Look through the records and report how many lines include the word "两个结合", with no other words.

⟨

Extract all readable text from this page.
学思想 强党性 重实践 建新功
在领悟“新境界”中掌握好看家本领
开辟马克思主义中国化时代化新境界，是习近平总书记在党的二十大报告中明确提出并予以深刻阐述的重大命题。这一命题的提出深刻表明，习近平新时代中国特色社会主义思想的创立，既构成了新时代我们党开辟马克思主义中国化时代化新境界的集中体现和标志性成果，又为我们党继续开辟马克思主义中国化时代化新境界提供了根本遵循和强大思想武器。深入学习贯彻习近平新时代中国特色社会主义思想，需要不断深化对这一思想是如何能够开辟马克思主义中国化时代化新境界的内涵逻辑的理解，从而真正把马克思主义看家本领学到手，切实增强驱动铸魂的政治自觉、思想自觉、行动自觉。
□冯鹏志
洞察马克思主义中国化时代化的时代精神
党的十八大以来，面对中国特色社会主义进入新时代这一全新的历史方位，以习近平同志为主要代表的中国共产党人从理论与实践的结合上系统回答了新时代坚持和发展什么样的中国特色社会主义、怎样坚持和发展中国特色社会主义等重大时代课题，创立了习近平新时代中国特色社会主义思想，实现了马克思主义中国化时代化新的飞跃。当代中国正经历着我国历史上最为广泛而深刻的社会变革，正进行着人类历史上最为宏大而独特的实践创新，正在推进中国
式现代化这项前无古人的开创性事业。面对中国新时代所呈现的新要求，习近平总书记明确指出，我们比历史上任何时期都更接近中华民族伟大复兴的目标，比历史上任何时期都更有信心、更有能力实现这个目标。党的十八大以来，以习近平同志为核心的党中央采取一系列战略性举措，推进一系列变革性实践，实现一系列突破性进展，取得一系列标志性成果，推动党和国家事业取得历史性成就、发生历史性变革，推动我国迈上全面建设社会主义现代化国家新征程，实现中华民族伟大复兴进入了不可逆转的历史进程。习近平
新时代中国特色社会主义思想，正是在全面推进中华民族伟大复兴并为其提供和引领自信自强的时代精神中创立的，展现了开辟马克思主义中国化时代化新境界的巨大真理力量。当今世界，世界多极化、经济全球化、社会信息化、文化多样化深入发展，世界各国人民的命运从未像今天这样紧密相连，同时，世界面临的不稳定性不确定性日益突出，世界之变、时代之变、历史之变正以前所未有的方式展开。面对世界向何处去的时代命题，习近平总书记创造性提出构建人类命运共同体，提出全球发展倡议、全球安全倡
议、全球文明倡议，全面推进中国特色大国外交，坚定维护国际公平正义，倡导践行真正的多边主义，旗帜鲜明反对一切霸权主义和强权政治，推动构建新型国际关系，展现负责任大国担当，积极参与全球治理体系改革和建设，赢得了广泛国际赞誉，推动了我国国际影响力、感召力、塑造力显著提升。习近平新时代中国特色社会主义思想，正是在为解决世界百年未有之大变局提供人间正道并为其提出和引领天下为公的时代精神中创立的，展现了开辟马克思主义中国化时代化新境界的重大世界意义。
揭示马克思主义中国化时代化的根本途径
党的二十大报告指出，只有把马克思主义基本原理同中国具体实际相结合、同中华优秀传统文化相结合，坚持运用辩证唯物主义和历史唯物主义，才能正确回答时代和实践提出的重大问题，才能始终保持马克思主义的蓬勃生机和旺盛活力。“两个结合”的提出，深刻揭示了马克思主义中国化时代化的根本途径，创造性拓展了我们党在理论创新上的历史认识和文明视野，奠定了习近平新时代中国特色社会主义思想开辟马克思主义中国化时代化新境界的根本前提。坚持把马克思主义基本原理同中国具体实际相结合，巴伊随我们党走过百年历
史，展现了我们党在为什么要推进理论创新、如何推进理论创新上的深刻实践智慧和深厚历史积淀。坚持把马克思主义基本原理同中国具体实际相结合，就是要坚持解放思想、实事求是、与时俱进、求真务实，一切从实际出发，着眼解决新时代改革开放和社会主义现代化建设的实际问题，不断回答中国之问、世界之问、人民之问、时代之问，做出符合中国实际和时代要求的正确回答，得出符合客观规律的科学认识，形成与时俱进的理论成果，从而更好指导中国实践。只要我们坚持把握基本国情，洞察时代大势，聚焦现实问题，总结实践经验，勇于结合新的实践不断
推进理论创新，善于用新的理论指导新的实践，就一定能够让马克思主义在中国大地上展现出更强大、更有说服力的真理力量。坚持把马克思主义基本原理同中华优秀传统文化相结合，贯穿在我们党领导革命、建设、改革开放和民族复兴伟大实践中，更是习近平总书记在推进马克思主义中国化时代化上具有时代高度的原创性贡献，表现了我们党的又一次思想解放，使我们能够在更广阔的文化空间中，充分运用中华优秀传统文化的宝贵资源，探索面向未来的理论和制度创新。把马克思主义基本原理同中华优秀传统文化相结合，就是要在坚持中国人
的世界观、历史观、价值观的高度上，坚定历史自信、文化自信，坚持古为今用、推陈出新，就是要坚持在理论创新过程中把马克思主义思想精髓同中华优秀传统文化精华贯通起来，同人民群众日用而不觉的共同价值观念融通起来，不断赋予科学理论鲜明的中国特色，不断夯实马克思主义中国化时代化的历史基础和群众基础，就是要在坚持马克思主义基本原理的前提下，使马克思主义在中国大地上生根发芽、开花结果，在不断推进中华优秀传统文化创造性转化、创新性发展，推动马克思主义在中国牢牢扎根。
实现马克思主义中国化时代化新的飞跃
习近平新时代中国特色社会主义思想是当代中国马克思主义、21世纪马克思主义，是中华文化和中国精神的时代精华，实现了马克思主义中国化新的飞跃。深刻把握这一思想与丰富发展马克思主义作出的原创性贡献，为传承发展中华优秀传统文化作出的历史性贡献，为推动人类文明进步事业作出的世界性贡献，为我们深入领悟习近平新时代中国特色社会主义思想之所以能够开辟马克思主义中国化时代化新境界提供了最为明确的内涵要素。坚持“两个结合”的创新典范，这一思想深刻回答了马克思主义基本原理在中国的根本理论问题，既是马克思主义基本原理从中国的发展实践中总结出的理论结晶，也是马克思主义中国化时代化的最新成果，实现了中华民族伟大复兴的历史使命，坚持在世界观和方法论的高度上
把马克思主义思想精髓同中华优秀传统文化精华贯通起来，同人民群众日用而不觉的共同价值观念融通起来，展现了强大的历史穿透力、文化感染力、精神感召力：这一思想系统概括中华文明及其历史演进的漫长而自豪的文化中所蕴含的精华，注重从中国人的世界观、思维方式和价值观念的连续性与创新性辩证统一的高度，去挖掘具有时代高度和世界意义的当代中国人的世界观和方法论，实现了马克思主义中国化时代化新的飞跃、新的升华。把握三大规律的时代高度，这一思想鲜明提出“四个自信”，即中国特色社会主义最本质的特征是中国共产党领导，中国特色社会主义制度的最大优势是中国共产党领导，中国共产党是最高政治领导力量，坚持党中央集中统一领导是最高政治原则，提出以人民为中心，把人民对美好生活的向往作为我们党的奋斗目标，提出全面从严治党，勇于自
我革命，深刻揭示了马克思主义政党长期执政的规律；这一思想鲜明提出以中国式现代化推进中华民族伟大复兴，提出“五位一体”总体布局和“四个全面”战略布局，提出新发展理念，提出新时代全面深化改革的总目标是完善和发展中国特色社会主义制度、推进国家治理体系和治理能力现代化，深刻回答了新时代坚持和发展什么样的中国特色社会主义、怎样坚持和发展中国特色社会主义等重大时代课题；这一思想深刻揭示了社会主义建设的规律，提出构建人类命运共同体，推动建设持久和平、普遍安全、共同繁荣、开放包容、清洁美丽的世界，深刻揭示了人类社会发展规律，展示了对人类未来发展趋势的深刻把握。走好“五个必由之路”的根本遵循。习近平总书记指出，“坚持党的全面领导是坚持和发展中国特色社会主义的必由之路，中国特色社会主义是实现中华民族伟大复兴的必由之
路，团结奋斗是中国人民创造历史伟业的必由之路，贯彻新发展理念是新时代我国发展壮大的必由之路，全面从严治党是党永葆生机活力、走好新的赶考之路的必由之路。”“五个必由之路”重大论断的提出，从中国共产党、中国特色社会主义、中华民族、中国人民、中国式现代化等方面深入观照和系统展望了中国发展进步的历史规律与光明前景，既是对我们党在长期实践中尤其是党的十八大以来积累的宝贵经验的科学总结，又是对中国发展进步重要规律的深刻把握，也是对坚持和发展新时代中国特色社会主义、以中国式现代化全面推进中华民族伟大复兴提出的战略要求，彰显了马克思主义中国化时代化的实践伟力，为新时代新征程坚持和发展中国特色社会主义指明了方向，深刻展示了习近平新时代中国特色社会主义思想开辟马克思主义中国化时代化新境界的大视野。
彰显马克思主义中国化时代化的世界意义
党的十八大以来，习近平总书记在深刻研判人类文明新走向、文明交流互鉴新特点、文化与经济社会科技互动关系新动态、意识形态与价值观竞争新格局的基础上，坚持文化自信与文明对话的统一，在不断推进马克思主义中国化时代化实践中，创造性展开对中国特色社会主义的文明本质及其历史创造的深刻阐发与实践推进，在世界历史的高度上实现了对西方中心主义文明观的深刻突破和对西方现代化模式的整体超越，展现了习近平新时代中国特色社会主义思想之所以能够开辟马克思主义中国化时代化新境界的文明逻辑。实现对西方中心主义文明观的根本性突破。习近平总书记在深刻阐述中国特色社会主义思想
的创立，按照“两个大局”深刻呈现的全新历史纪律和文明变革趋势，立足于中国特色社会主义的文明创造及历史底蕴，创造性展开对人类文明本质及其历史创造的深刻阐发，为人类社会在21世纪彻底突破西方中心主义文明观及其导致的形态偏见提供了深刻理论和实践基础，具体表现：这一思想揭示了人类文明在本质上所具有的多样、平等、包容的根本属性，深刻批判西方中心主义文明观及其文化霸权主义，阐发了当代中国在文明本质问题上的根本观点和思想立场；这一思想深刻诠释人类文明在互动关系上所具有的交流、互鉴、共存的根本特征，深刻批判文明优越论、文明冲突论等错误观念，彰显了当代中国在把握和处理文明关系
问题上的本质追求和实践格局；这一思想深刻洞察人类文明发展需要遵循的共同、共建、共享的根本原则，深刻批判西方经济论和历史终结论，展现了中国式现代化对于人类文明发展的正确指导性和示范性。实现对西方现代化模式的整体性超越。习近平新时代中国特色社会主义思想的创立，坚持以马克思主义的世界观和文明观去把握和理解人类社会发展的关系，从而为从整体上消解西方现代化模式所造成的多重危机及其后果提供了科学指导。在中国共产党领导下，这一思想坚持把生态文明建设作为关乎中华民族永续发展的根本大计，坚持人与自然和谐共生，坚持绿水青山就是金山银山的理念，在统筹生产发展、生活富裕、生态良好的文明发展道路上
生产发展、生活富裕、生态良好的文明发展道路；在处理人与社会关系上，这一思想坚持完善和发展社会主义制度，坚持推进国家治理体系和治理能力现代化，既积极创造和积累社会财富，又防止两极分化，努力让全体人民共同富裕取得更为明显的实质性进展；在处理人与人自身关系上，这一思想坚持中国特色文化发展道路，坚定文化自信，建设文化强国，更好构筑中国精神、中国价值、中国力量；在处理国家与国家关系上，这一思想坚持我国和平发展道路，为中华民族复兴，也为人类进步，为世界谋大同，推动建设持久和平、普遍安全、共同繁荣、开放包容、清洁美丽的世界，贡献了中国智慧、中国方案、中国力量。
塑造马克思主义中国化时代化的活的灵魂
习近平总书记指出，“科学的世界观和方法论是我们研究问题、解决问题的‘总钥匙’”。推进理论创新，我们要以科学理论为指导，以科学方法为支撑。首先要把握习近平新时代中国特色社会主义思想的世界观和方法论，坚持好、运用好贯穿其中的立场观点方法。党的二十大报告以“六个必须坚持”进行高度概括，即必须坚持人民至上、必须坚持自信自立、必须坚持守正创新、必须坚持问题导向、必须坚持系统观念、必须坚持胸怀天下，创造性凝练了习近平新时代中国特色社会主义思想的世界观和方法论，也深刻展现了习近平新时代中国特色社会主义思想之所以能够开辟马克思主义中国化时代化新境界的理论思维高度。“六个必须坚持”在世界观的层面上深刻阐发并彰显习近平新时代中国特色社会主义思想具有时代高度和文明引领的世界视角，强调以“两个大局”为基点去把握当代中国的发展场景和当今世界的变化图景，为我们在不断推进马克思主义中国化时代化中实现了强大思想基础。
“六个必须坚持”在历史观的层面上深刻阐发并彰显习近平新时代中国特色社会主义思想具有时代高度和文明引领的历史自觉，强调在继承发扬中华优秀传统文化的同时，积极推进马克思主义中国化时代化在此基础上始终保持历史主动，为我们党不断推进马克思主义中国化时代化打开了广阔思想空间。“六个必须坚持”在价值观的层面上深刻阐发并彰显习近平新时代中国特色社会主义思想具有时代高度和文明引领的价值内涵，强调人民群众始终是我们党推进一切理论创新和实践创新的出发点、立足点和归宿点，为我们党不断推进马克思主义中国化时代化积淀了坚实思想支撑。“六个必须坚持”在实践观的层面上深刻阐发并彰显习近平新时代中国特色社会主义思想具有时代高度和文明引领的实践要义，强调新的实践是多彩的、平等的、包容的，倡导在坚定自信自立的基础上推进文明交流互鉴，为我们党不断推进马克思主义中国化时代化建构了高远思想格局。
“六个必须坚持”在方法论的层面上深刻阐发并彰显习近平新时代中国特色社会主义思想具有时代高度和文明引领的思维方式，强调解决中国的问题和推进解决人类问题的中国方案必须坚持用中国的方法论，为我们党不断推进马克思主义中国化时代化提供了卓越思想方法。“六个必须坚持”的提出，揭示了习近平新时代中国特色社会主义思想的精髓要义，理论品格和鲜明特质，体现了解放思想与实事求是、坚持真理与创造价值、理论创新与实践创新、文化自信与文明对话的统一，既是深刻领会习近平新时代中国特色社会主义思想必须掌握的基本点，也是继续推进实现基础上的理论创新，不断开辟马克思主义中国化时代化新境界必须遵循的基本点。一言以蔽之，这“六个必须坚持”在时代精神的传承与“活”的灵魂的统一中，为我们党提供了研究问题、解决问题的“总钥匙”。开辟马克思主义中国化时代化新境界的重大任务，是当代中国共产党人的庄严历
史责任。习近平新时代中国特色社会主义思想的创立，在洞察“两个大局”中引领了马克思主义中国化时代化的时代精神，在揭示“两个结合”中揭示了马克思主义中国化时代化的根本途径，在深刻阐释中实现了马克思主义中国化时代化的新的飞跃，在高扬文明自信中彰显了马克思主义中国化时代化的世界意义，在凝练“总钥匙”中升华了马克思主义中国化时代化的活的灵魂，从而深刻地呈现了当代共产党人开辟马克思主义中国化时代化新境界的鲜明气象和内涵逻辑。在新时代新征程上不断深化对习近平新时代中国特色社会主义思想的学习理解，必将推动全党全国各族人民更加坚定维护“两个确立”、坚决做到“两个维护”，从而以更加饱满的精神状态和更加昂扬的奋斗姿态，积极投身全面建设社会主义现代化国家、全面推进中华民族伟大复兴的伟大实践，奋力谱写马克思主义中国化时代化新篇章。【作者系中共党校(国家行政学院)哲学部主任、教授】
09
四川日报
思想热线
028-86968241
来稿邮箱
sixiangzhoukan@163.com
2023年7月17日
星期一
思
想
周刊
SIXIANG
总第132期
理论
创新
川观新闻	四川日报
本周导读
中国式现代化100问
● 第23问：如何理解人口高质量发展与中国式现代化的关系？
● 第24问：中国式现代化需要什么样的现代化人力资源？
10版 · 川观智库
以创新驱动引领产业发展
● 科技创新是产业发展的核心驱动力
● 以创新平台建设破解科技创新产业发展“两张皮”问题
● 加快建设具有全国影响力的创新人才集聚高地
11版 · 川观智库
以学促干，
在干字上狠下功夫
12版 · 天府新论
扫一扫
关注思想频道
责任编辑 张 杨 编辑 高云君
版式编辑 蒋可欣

⟩

Response: 3